Data listing:
★ ★ ★ ★
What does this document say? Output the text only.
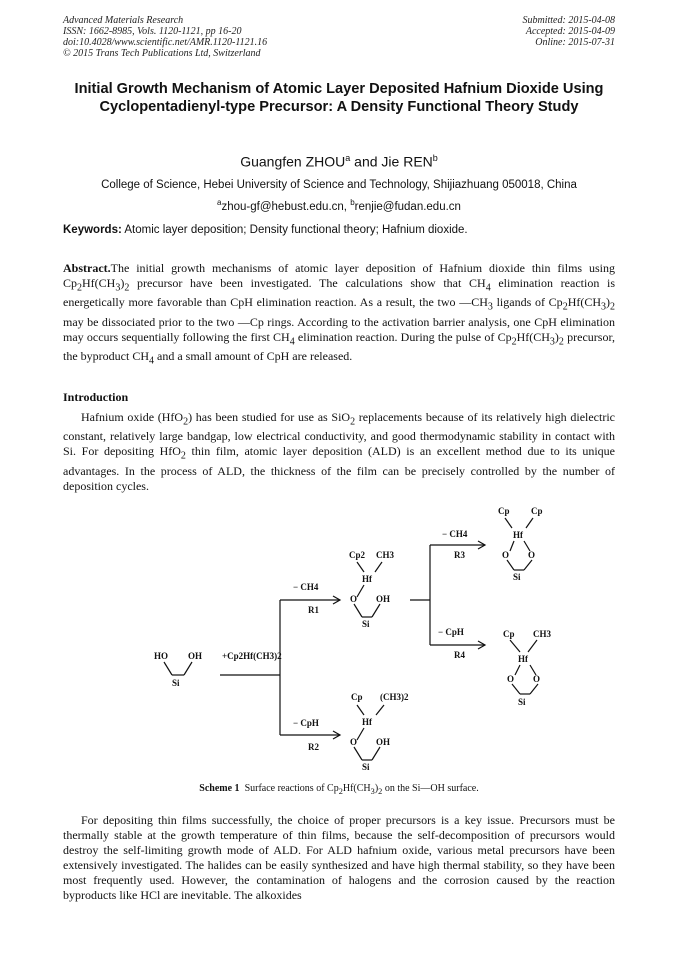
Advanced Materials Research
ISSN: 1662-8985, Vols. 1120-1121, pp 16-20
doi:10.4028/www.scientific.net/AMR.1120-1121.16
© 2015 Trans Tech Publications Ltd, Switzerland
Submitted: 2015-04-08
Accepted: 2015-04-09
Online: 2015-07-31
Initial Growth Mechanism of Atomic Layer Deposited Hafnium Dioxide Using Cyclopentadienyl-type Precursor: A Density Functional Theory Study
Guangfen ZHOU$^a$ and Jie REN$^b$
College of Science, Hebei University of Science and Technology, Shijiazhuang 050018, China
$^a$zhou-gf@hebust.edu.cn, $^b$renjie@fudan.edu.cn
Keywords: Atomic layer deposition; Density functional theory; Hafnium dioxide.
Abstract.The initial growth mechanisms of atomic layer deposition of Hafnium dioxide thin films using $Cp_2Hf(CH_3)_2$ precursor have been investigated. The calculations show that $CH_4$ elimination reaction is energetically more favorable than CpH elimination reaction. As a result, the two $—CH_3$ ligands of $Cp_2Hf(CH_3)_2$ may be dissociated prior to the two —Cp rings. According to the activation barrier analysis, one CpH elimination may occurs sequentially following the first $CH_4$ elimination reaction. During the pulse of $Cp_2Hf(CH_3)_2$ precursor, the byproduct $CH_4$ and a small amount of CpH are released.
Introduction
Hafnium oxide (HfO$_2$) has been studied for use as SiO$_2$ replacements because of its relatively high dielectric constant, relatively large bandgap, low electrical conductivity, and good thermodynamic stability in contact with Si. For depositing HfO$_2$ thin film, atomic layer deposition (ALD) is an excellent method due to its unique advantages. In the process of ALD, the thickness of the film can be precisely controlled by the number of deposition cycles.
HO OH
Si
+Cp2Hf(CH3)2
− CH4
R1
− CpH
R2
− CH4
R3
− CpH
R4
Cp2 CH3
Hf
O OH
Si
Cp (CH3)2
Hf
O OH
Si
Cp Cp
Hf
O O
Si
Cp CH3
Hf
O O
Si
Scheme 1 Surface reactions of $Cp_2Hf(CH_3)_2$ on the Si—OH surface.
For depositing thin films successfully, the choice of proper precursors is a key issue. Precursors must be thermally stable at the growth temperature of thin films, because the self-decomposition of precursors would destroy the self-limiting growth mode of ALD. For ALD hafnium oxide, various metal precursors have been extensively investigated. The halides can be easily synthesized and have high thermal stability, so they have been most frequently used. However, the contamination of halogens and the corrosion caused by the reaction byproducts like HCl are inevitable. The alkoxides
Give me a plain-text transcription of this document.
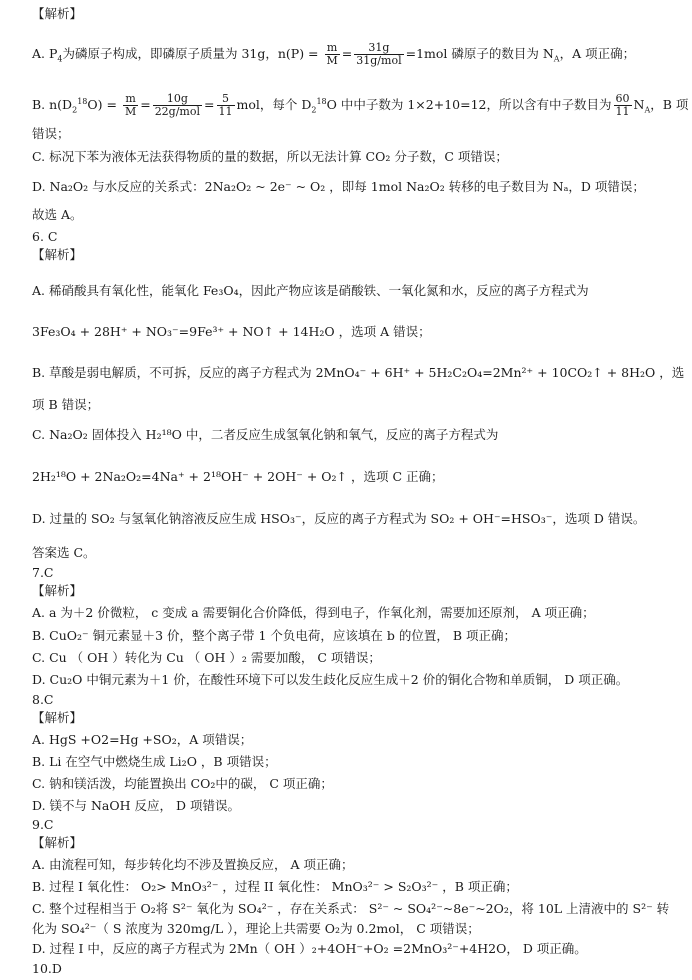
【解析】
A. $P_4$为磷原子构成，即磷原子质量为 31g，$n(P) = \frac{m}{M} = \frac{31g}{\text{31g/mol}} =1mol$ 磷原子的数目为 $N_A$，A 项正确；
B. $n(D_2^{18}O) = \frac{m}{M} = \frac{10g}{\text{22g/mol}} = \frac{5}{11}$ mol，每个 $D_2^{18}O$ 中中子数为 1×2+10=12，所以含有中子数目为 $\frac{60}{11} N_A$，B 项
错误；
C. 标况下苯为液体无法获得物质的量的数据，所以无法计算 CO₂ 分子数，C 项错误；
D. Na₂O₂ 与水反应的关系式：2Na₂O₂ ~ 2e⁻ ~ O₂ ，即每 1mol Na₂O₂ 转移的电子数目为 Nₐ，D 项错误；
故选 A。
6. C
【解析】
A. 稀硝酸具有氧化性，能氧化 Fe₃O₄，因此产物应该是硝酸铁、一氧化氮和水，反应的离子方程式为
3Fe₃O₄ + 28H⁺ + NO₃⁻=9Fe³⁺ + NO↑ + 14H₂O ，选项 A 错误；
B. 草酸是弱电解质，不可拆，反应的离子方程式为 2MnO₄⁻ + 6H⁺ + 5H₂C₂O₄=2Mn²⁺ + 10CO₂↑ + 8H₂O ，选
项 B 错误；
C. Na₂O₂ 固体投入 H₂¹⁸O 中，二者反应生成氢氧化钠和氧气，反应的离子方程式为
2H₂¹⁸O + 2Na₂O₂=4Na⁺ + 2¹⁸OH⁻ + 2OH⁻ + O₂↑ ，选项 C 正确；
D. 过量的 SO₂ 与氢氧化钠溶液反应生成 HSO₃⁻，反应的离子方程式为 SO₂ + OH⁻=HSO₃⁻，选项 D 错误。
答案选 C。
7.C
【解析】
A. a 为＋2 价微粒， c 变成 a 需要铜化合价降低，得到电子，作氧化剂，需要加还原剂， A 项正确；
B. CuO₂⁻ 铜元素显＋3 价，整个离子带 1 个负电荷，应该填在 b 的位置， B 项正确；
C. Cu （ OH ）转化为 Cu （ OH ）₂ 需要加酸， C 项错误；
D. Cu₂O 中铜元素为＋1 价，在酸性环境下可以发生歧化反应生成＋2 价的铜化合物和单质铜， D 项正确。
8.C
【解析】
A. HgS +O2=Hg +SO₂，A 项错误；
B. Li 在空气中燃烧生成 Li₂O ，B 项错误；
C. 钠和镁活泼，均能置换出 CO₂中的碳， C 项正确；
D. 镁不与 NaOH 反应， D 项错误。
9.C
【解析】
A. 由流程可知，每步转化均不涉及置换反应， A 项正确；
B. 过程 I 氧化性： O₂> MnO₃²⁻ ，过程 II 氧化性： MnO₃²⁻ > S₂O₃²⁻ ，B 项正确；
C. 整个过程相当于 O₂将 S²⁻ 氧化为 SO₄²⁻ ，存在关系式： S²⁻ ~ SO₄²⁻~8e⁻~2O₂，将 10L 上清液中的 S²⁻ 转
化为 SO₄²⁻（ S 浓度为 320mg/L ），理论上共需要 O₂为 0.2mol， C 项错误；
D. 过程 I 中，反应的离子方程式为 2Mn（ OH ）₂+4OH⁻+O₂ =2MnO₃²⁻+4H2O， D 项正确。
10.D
★ ★ ★ ★
SHORT TASK →
Among the entries above, identify all lines with "Density" and copy them.

COMPLETE OUTPUT →
Initial Growth Mechanism of Atomic Layer Deposited Hafnium Dioxide Using Cyclopentadienyl-type Precursor: A Density Functional Theory Study
Keywords: Atomic layer deposition; Density functional theory; Hafnium dioxide.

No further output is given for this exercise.